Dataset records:
____________________

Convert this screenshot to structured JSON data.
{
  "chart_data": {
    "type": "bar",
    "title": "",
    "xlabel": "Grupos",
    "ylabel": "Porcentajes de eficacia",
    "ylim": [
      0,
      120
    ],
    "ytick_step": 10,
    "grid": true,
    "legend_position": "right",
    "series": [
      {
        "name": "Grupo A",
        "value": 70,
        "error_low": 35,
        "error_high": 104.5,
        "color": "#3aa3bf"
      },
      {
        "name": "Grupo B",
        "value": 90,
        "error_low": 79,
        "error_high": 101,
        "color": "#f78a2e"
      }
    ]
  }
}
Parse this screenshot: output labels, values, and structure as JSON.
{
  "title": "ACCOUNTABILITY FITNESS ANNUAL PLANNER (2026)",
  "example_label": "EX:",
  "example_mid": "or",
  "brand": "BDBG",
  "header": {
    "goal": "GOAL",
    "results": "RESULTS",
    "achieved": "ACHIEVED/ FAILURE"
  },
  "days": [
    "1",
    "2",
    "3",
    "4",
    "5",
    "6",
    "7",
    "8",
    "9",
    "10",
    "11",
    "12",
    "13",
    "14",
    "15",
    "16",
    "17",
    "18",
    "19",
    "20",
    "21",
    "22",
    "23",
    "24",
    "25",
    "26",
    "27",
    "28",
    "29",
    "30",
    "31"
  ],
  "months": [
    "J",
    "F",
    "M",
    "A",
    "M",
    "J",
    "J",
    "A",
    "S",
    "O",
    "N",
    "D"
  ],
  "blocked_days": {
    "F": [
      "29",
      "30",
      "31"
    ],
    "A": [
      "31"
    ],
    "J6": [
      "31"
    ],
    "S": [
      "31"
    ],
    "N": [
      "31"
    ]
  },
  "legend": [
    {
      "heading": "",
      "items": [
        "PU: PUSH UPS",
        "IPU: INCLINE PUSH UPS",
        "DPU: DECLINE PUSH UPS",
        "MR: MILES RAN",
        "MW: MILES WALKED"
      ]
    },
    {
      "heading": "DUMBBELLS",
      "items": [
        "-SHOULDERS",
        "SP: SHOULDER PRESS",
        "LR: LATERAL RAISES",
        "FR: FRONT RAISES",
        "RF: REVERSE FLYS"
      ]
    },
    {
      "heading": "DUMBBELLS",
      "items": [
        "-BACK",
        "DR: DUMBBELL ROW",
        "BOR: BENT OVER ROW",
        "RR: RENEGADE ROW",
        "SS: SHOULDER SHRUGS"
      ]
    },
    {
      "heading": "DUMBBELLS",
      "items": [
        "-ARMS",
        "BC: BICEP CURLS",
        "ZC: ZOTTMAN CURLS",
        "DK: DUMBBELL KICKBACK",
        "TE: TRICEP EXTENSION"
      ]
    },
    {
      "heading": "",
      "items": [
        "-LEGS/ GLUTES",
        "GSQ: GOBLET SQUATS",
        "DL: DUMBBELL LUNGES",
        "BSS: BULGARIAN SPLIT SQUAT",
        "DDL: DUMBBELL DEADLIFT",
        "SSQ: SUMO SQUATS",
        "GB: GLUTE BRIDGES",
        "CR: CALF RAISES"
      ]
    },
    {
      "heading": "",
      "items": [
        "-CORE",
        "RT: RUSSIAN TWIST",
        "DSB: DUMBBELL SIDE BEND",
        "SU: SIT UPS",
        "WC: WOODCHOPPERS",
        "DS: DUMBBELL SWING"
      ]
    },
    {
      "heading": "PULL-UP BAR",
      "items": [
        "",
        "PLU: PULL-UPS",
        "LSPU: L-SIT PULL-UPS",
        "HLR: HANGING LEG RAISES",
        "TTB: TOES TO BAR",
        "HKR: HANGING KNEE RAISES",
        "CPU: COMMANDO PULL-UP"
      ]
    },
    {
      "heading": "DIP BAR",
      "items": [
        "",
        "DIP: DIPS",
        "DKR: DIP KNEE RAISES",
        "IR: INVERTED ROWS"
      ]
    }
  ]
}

____________________

** WHAT TO PRODUCE **
Search the data for the word "JSON" and copy each line where it appears.

** SOLUTION TO THIS TASK **
Convert this screenshot to structured JSON data.
Parse this screenshot: output labels, values, and structure as JSON.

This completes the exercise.